= Task description =
Show every line containing "localhost" by copying it.

= Data shown =
▬▬▬▬▬▬▬▬▬▬

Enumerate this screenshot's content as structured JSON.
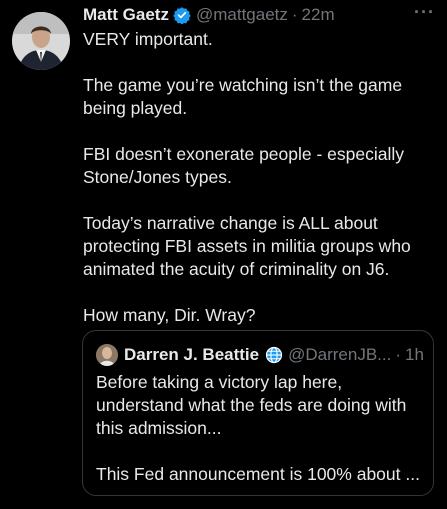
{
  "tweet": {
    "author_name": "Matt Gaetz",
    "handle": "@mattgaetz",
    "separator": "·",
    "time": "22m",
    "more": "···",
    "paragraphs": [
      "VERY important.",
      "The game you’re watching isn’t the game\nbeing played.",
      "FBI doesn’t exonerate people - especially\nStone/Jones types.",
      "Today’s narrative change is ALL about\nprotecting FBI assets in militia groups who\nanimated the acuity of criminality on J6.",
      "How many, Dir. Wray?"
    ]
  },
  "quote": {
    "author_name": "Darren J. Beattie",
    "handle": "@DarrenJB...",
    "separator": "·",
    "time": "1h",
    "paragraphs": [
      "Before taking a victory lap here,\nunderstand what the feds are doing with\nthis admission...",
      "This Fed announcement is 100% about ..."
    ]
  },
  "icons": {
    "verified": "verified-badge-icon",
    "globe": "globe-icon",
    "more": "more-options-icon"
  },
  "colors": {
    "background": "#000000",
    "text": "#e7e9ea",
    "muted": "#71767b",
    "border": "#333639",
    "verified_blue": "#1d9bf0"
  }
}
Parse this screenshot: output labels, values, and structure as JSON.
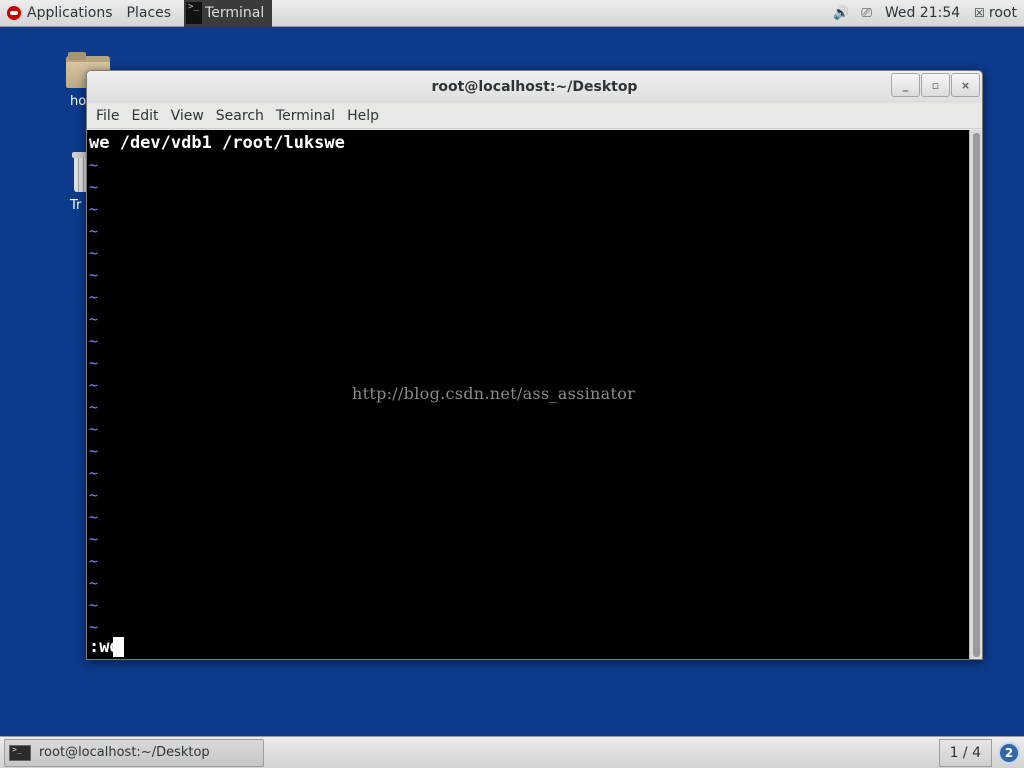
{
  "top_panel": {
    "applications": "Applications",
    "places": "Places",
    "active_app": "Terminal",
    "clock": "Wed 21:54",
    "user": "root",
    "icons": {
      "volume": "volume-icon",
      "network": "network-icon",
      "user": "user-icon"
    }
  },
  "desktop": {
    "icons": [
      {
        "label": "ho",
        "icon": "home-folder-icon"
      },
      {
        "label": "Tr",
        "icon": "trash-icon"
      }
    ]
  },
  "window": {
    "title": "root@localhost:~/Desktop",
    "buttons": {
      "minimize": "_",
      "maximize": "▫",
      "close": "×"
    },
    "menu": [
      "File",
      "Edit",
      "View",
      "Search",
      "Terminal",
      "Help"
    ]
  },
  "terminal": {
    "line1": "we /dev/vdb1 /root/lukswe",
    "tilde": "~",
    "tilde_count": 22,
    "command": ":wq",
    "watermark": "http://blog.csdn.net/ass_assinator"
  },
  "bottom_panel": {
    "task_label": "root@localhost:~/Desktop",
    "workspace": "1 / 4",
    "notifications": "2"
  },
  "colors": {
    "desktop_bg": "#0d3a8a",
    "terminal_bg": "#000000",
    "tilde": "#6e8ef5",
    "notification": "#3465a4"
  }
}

▬▬▬▬▬▬▬▬▬▬

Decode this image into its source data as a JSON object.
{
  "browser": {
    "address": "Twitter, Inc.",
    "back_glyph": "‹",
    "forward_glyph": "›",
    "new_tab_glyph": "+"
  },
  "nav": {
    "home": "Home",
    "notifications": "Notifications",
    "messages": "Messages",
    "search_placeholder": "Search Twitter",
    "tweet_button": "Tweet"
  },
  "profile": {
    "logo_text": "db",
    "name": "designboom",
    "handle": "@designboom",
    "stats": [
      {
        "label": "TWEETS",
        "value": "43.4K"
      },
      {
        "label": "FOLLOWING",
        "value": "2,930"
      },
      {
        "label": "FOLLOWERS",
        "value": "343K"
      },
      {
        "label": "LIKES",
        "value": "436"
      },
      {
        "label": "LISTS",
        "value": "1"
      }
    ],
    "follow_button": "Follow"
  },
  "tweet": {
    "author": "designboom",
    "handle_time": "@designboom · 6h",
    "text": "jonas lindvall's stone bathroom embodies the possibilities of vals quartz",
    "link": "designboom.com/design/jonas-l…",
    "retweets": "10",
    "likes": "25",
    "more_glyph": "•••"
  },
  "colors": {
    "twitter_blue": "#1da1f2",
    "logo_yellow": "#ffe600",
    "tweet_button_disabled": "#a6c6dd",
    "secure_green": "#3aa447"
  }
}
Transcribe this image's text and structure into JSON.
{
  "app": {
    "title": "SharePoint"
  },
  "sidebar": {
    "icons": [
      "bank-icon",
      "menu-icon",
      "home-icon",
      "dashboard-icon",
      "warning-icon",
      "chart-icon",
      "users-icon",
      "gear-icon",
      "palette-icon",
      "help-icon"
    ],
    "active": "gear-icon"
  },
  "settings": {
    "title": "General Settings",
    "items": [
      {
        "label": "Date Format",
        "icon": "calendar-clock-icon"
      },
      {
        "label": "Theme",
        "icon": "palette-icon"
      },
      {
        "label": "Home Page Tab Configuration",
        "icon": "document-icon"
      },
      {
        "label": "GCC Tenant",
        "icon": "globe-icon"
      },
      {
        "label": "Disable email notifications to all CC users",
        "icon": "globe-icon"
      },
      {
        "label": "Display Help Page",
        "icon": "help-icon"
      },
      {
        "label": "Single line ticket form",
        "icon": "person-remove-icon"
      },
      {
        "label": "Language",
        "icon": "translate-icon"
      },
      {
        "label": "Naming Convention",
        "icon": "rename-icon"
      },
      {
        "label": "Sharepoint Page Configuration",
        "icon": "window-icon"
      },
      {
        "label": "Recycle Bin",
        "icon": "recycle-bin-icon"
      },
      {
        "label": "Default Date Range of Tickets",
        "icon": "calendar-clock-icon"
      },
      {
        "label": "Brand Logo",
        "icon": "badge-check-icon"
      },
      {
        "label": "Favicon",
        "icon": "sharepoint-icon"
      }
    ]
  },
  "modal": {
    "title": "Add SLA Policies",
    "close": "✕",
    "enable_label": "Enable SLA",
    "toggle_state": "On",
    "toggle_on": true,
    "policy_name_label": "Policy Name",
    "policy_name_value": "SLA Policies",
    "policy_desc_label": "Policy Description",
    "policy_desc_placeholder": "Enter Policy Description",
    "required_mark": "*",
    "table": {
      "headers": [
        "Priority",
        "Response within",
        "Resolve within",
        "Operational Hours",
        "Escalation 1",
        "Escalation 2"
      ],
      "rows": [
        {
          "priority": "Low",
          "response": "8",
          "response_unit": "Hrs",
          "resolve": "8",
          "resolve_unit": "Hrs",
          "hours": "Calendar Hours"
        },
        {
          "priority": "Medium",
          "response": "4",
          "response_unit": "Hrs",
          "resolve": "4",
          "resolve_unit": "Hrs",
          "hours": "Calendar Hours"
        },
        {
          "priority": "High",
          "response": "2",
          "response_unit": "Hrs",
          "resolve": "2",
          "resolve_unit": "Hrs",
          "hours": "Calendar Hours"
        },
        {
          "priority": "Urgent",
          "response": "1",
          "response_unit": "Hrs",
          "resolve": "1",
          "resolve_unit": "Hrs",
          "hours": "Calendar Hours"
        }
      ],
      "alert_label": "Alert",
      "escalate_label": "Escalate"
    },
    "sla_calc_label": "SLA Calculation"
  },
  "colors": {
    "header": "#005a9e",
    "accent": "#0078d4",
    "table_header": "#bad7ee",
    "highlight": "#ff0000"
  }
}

▬▬▬▬▬▬▬▬▬▬

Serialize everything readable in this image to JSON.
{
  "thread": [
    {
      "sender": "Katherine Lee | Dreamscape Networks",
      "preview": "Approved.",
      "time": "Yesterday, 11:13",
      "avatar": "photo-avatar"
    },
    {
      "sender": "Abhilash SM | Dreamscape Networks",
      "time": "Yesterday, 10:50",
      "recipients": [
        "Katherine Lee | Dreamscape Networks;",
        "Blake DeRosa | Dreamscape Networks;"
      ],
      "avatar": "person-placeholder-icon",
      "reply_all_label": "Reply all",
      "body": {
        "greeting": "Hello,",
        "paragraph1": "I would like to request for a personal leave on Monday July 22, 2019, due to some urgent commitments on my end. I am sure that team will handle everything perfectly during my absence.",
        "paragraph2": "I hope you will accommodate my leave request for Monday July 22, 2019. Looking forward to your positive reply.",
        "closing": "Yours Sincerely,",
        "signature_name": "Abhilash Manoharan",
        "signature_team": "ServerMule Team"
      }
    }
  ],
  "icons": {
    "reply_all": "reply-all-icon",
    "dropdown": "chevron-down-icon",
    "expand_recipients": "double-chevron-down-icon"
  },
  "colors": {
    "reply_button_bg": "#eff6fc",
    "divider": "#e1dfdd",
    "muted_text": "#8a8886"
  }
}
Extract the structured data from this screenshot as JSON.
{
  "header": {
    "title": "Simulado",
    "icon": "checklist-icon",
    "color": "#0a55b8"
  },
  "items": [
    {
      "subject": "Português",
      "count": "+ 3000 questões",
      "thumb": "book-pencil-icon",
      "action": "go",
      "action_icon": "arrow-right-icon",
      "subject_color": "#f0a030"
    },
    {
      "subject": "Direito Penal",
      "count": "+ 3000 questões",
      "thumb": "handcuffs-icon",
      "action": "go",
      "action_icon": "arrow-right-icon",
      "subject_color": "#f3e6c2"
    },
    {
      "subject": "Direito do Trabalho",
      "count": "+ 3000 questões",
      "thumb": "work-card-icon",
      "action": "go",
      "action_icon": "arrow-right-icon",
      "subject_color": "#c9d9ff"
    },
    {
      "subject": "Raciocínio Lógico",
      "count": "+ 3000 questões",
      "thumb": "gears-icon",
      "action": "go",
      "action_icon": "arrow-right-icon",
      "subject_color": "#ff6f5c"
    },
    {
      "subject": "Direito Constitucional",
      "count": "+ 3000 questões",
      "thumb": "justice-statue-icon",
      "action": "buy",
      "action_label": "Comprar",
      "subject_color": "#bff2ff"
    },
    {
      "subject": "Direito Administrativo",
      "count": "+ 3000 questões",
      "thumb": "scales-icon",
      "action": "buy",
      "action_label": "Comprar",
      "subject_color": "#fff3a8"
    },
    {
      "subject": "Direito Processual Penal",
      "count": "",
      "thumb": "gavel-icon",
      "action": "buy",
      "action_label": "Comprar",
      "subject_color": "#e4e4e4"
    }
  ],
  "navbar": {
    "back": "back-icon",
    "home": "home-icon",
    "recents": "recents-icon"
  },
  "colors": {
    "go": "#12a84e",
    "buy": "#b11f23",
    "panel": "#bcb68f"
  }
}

▬▬▬▬▬▬▬▬▬▬

= Task solution =
    "title": "root@localhost:~/Desktop",
    "task_label": "root@localhost:~/Desktop",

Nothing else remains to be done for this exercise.